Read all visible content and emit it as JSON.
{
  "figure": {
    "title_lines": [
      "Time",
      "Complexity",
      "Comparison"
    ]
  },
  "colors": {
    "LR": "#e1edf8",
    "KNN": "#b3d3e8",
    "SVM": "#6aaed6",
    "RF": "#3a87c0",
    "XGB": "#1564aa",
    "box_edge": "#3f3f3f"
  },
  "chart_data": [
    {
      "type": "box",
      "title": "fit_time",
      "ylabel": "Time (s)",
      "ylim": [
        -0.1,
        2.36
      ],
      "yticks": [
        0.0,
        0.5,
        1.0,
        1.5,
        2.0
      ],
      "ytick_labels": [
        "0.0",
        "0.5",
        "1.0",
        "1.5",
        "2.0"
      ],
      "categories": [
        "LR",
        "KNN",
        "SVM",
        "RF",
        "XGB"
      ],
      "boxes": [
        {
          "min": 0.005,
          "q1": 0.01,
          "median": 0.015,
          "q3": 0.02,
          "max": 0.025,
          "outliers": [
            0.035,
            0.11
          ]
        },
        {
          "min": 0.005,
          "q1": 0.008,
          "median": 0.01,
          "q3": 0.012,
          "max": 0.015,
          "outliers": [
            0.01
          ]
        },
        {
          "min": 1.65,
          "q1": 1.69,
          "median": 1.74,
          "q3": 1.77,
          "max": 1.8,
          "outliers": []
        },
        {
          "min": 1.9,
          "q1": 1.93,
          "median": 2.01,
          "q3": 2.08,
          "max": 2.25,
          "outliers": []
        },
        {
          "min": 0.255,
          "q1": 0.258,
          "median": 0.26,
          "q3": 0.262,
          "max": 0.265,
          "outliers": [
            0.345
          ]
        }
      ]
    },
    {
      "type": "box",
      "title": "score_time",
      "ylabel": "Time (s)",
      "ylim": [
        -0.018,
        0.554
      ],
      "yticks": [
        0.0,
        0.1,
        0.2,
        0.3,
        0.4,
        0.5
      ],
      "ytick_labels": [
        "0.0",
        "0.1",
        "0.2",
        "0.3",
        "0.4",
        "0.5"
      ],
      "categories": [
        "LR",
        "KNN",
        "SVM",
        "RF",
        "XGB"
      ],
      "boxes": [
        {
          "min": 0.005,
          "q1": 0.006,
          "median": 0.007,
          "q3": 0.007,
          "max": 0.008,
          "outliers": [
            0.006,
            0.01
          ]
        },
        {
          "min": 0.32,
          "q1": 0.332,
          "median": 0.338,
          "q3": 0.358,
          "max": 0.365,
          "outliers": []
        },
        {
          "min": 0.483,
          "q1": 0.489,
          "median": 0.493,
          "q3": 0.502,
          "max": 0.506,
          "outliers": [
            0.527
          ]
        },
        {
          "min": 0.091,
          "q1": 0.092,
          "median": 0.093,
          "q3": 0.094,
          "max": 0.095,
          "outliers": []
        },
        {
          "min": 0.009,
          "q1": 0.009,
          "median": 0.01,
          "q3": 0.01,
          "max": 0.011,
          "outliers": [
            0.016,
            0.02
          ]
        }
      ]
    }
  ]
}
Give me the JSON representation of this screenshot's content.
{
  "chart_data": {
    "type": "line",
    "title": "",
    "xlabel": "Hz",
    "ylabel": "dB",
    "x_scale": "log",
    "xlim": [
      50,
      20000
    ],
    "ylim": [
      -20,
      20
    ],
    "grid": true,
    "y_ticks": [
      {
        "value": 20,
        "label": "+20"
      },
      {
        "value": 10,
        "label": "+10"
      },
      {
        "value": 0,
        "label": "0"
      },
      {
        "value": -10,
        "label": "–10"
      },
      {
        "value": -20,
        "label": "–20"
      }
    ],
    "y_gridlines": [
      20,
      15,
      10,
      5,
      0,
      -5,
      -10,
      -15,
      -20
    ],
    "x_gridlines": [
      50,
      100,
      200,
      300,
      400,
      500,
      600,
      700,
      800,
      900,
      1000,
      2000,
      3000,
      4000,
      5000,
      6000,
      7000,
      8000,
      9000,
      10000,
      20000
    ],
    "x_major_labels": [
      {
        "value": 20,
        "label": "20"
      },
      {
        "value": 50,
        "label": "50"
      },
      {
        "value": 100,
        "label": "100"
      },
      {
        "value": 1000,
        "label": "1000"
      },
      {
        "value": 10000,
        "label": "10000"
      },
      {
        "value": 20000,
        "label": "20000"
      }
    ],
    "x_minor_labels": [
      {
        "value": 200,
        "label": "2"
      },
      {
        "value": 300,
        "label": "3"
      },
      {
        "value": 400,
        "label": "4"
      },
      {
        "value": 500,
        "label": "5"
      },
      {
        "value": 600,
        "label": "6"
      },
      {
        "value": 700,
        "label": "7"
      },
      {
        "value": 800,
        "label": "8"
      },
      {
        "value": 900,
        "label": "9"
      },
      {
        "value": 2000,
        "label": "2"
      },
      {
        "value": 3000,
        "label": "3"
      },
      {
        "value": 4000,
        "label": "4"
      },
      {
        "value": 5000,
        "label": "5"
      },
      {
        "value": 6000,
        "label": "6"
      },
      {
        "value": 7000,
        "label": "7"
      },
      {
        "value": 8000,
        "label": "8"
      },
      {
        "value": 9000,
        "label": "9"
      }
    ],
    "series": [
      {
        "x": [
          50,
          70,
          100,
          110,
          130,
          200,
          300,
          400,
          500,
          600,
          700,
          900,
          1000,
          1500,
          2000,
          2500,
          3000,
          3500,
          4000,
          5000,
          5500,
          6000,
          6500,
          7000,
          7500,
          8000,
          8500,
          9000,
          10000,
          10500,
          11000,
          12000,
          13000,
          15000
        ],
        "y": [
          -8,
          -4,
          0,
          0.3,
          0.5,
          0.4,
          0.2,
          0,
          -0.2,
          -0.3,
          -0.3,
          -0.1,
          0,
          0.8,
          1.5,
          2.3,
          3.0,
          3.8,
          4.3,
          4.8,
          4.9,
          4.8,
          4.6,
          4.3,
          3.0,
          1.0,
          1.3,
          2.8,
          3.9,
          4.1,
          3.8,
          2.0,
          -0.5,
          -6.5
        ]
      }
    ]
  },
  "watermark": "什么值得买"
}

● ● ● ● ● ● ●

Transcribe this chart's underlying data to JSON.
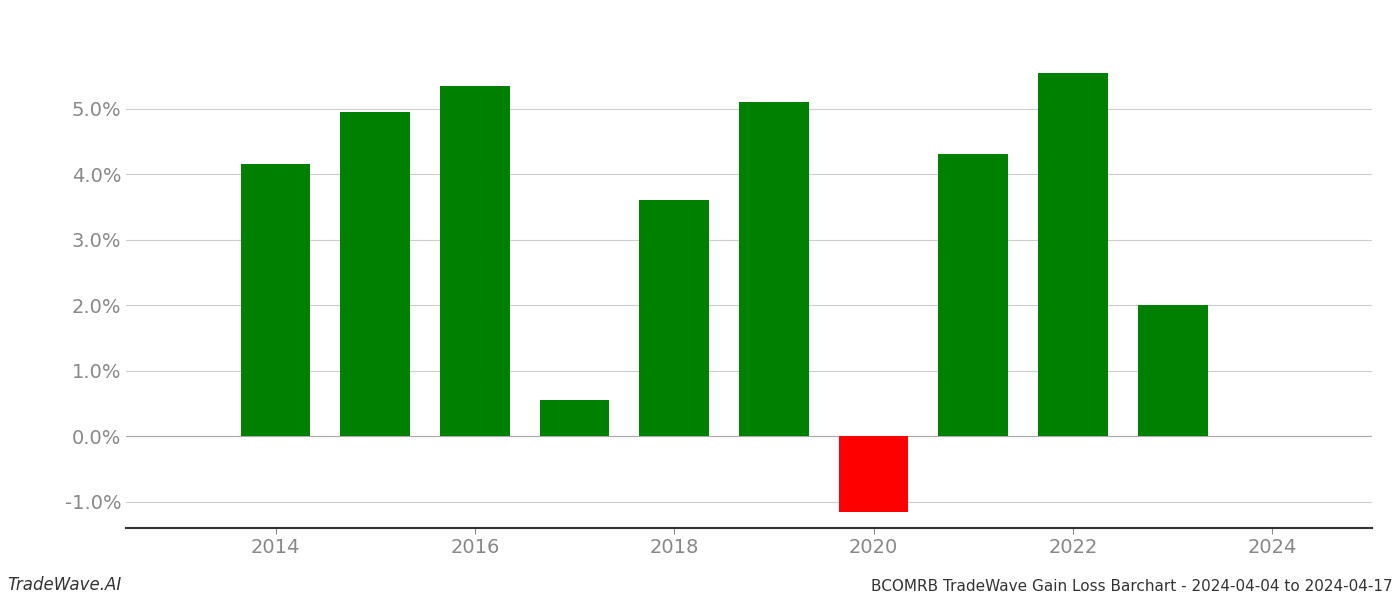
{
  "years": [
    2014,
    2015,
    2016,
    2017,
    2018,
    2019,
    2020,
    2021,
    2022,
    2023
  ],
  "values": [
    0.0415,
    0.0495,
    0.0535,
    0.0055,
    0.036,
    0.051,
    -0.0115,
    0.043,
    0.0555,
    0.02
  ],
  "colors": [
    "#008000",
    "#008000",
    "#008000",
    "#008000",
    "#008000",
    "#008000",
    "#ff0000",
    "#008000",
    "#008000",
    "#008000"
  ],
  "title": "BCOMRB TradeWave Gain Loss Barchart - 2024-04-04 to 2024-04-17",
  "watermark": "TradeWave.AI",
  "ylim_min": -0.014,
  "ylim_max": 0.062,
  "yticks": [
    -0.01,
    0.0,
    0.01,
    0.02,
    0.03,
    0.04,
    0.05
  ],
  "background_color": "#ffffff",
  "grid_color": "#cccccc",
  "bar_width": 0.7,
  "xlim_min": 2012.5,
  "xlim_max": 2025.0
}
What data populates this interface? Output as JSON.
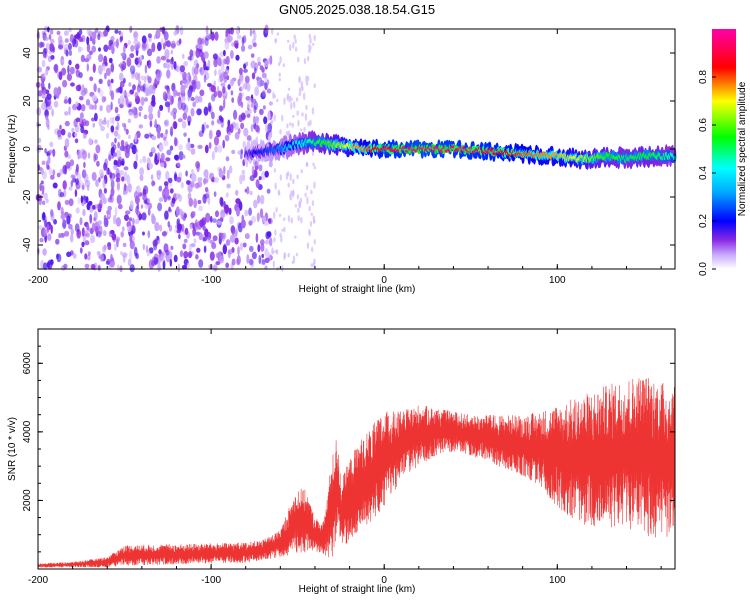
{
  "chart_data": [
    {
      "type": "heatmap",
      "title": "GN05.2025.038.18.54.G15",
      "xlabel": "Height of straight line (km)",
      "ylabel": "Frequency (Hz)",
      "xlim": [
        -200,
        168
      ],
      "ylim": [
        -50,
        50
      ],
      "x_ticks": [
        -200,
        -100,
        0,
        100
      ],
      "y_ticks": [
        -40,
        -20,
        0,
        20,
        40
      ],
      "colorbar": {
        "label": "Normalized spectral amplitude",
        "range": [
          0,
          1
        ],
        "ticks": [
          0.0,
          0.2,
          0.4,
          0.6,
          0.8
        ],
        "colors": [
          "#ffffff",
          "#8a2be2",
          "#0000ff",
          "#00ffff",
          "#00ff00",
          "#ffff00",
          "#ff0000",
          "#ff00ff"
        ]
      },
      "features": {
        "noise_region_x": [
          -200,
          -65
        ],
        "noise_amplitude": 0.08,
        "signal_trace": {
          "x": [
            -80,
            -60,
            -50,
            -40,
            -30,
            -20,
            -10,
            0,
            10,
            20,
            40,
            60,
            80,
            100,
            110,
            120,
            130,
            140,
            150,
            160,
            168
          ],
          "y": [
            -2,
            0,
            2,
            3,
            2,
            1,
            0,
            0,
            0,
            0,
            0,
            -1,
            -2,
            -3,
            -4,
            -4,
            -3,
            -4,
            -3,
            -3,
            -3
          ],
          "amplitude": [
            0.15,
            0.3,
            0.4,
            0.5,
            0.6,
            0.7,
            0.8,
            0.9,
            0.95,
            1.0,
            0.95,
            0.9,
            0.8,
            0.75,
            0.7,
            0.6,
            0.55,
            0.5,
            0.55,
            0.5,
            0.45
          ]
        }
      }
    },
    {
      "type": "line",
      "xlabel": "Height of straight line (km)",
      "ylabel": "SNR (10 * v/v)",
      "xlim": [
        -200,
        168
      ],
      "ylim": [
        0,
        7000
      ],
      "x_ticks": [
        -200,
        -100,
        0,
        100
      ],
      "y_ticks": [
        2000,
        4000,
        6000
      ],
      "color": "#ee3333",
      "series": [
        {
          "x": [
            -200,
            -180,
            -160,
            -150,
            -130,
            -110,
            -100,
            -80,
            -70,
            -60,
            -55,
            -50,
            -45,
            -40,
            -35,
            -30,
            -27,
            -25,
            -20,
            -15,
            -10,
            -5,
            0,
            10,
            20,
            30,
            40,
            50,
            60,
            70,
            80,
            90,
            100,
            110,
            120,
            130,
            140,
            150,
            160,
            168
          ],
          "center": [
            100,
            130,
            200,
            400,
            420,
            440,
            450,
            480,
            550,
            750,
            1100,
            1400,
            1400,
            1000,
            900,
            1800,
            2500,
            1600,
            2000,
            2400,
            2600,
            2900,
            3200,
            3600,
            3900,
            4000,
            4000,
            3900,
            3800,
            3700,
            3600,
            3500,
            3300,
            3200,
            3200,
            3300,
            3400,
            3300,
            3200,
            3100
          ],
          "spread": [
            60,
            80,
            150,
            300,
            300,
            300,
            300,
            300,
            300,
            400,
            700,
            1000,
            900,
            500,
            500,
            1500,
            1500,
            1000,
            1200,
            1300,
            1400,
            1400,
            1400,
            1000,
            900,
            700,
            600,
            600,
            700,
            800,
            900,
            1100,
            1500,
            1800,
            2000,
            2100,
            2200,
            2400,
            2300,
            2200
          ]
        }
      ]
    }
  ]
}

● ● ● ● ● ● ●

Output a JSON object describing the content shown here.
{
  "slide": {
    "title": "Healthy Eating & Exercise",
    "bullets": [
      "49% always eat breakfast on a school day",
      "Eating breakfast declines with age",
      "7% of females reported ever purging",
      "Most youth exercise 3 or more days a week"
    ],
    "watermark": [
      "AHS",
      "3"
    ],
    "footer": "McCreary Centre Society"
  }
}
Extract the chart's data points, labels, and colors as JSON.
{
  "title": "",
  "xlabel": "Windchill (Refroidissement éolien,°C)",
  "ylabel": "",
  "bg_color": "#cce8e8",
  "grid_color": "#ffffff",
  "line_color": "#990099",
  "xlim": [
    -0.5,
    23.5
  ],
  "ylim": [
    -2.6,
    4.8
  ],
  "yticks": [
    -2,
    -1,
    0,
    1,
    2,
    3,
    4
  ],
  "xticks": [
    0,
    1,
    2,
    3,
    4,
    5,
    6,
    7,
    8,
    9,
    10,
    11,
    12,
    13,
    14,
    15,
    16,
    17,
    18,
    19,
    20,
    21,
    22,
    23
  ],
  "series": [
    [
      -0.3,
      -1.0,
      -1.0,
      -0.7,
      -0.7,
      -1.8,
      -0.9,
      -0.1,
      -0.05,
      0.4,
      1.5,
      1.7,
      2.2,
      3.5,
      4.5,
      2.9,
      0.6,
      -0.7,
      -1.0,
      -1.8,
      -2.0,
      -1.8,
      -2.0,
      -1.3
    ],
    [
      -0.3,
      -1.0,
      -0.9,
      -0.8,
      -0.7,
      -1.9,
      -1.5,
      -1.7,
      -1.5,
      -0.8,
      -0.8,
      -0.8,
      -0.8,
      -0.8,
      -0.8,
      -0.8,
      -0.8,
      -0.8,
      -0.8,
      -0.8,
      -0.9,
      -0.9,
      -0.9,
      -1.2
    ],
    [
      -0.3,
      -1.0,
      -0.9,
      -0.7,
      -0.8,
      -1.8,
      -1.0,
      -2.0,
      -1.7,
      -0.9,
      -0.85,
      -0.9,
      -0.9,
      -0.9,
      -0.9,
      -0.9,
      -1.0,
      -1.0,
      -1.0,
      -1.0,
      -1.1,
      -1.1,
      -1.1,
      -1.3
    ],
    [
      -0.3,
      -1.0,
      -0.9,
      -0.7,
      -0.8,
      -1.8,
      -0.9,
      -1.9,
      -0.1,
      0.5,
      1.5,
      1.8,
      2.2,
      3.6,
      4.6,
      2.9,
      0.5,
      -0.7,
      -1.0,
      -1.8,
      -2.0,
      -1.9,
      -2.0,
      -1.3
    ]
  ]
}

● ● ● ● ● ● ●

• SET PROBLEM
Gather each line holding the string "Output".

• WRITTEN RESPONSE
What data populates this interface? Output as JSON.
Output a JSON object describing the content shown here.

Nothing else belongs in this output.